What needs to be done: Tally each line where the word "with" occurs, then give only the total.

Material for this task:
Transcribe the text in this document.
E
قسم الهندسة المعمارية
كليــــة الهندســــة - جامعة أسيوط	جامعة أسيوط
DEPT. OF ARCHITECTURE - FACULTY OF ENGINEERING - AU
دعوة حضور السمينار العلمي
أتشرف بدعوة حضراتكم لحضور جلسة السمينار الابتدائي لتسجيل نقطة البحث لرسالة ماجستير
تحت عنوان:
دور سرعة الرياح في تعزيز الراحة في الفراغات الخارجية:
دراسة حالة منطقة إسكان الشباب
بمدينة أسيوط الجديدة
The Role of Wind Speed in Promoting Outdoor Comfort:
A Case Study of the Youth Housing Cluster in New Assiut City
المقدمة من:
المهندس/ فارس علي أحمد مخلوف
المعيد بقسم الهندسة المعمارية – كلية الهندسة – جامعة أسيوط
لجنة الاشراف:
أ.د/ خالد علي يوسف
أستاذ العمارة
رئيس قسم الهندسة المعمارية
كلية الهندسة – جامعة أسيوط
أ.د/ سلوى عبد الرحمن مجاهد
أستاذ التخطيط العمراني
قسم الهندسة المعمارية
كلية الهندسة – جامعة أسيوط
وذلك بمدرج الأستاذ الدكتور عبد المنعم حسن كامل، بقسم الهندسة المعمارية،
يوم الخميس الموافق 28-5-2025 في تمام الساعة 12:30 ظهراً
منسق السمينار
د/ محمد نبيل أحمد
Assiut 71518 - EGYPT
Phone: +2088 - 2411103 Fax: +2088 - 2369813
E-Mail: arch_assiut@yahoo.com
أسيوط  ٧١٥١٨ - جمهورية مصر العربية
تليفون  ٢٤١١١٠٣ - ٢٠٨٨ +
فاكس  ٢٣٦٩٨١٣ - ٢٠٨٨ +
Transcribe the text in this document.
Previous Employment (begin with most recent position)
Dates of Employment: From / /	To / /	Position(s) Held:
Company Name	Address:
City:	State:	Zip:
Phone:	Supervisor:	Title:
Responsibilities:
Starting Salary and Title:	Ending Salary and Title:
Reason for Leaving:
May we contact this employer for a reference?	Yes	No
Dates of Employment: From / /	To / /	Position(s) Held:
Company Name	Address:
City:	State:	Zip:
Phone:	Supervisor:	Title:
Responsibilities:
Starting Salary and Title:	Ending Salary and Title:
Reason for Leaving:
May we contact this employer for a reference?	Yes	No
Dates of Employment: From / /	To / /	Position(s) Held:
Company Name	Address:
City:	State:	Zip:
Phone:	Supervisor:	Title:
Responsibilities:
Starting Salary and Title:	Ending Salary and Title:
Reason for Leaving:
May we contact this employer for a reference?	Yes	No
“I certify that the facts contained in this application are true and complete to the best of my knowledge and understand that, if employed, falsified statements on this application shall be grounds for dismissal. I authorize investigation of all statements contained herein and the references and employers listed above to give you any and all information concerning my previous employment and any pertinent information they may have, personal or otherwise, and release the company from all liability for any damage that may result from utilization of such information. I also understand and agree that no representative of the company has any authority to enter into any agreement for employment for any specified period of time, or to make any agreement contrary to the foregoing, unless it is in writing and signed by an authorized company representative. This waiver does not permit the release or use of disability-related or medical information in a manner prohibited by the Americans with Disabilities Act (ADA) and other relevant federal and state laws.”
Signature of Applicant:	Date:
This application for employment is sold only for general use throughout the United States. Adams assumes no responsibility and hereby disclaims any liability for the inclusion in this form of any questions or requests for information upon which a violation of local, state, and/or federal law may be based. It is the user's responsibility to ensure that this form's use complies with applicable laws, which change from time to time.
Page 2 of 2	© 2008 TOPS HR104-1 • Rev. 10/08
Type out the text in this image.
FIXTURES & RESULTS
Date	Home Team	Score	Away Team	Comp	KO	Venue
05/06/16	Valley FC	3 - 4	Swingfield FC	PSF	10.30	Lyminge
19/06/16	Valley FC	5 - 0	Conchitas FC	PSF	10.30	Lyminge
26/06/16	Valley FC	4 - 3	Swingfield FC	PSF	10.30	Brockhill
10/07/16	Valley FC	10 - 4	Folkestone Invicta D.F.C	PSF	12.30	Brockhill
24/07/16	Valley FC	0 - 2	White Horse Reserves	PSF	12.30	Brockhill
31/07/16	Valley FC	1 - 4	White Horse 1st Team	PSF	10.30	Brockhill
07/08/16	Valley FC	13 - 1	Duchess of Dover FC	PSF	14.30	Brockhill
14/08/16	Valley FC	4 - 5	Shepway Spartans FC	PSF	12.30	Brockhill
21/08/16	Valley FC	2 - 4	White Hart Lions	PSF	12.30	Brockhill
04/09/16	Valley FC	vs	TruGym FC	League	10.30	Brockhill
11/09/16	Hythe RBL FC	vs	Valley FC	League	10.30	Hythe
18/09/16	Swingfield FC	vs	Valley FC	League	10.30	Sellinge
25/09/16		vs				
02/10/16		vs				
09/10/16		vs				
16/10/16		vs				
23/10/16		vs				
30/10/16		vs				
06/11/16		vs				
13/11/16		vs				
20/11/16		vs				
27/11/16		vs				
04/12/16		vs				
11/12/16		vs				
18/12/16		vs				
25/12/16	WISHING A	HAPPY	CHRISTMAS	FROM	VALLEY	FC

Task solution: 3